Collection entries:

────────────────────────────────────────

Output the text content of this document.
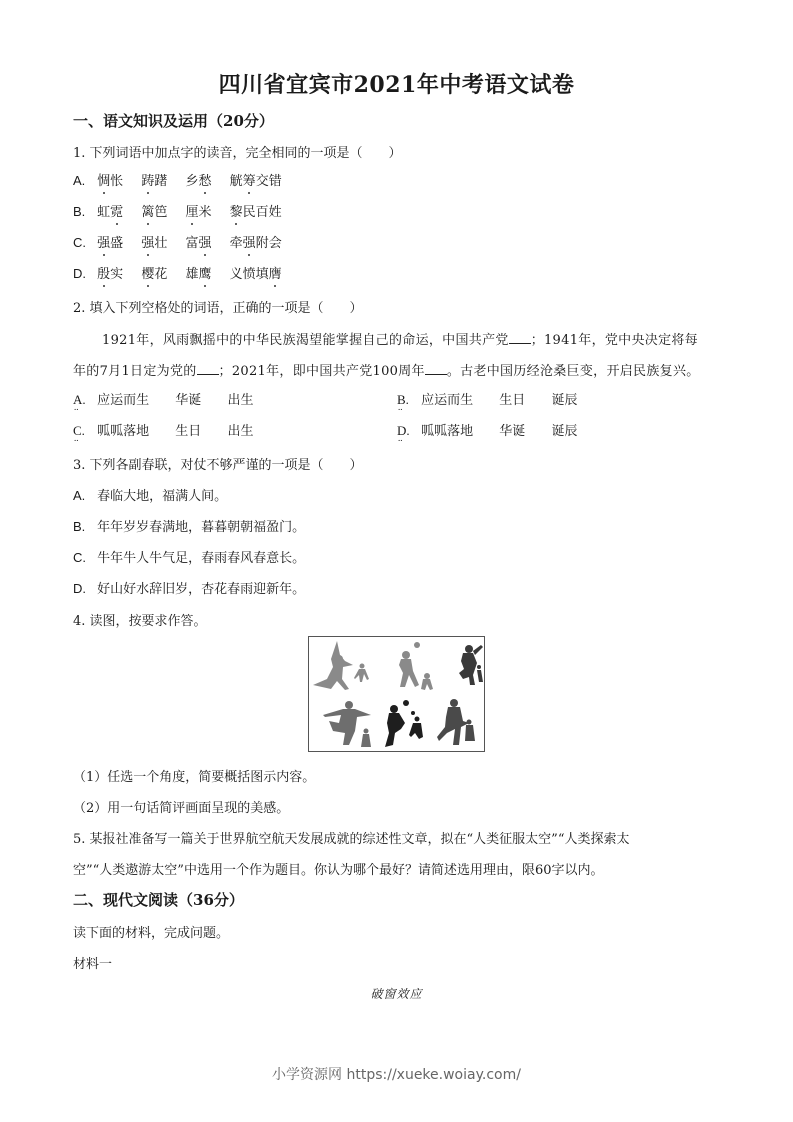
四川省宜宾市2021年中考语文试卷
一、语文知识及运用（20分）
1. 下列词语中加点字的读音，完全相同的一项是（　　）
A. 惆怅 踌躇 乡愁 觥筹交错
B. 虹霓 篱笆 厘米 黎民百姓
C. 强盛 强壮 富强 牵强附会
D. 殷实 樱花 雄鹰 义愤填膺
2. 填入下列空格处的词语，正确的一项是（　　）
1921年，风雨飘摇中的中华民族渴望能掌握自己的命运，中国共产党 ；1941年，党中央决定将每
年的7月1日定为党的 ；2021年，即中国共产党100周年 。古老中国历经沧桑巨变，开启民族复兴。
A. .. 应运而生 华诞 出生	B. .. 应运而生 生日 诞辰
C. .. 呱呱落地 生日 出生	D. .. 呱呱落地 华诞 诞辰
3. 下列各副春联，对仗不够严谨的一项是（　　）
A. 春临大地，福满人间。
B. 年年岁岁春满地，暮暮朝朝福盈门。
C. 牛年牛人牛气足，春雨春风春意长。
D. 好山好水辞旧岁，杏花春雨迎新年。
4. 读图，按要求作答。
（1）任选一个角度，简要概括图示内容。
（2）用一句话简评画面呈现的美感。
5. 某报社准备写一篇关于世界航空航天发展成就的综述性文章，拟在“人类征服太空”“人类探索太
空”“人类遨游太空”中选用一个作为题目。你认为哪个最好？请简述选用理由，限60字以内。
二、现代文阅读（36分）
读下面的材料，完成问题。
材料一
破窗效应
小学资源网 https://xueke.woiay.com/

────────────────────────────────────────

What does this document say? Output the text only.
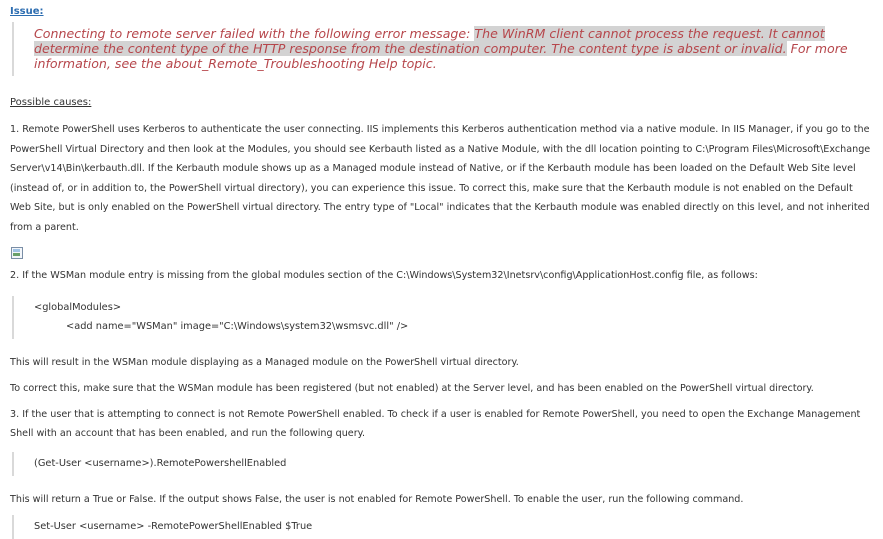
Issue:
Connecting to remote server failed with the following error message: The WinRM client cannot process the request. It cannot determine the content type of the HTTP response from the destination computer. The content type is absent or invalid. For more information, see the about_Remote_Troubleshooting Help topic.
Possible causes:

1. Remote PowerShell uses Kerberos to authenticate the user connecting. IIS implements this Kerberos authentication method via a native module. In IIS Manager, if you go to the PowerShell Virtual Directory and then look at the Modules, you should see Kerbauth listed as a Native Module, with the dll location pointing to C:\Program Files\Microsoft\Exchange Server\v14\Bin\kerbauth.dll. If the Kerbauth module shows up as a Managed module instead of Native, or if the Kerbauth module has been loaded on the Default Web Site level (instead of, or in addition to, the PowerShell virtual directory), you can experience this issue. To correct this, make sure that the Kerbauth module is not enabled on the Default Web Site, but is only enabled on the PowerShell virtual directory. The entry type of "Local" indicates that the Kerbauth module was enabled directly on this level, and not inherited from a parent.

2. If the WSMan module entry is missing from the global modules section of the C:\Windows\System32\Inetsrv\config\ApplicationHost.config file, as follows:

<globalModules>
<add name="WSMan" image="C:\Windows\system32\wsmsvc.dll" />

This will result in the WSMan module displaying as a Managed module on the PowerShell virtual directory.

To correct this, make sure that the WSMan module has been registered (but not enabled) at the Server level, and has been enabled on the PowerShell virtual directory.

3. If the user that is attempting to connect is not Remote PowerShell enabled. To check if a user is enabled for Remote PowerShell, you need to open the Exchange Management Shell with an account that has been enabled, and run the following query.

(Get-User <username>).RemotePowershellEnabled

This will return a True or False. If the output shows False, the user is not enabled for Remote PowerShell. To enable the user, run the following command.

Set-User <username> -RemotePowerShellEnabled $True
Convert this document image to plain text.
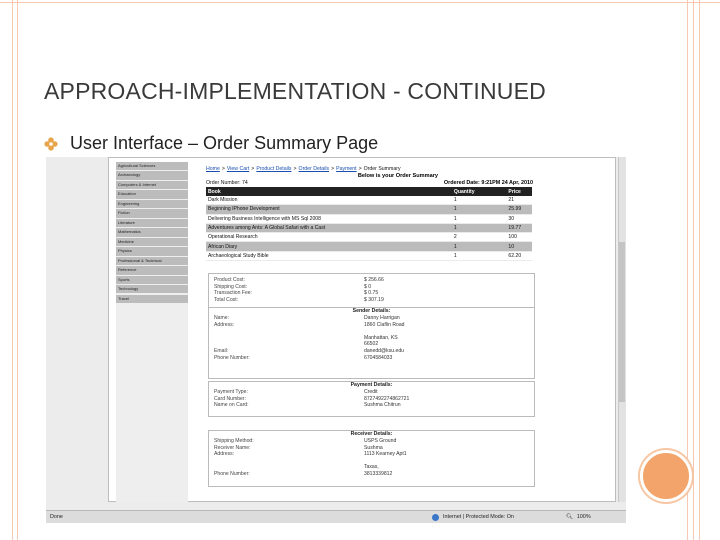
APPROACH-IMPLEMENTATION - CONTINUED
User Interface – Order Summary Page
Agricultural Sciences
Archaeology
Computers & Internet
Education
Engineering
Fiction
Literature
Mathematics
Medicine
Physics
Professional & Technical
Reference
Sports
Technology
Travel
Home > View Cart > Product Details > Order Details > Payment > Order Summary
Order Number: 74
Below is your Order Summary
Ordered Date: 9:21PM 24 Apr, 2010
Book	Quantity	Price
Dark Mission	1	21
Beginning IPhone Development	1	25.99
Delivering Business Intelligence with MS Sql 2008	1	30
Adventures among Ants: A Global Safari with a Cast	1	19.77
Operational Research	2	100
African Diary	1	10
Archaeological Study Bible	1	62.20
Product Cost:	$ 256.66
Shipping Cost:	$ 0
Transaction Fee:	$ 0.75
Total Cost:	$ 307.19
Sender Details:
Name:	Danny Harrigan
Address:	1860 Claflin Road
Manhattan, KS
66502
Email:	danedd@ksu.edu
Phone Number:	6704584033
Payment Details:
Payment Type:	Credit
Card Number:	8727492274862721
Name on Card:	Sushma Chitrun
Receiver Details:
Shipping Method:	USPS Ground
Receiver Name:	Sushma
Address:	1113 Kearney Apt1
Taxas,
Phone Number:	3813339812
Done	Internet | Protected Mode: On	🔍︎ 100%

────────────────────────────────────────

SET EXERCISE: Extract every line from the records above that contains the word "Shipping".

RESULT OF THE EXERCISE:
Shipping Cost:	$ 0
Shipping Method:	USPS Ground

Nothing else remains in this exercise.